Your task is to restate the data word for word.

Items listed in a dataset:

::::::

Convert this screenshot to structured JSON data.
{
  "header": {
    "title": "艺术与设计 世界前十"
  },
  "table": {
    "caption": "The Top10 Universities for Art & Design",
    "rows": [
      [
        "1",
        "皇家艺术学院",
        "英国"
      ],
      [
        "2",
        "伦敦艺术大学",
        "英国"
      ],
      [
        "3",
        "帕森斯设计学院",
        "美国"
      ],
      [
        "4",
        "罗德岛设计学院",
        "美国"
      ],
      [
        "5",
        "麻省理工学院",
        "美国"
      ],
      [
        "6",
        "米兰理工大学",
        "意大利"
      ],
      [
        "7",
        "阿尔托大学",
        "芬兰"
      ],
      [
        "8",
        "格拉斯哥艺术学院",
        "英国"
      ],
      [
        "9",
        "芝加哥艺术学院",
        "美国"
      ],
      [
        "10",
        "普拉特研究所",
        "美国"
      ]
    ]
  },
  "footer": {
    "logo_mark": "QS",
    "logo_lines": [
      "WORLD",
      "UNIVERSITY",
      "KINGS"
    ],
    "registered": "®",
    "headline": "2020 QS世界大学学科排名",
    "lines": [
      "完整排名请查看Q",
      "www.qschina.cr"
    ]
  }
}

::::::

**CORRECT RESPONSE**
Convert this screenshot to structured JSON data.
{
  "header": {
    "title": "艺术与设计 世界前十"
  },
  "table": {
    "caption": "The Top10 Universities for Art & Design",
    "rows": [
      [
        "1",
        "皇家艺术学院",
        "英国"
      ],
      [
        "2",
        "伦敦艺术大学",
        "英国"
      ],
      [
        "3",
        "帕森斯设计学院",
        "美国"
      ],
      [
        "4",
        "罗德岛设计学院",
        "美国"
      ],
      [
        "5",
        "麻省理工学院",
        "美国"
      ],
      [
        "6",
        "米兰理工大学",
        "意大利"
      ],
      [
        "7",
        "阿尔托大学",
        "芬兰"
      ],
      [
        "8",
        "格拉斯哥艺术学院",
        "英国"
      ],
      [
        "9",
        "芝加哥艺术学院",
        "美国"
      ],
      [
        "10",
        "普拉特研究所",
        "美国"
      ]
    ]
  },
  "footer": {
    "logo_mark": "QS",
    "logo_lines": [
      "WORLD",
      "UNIVERSITY",
      "KINGS"
    ],
    "registered": "®",
    "headline": "2020 QS世界大学学科排名",
    "lines": [
      "完整排名请查看Q",
      "www.qschina.cr"
    ]
  }
}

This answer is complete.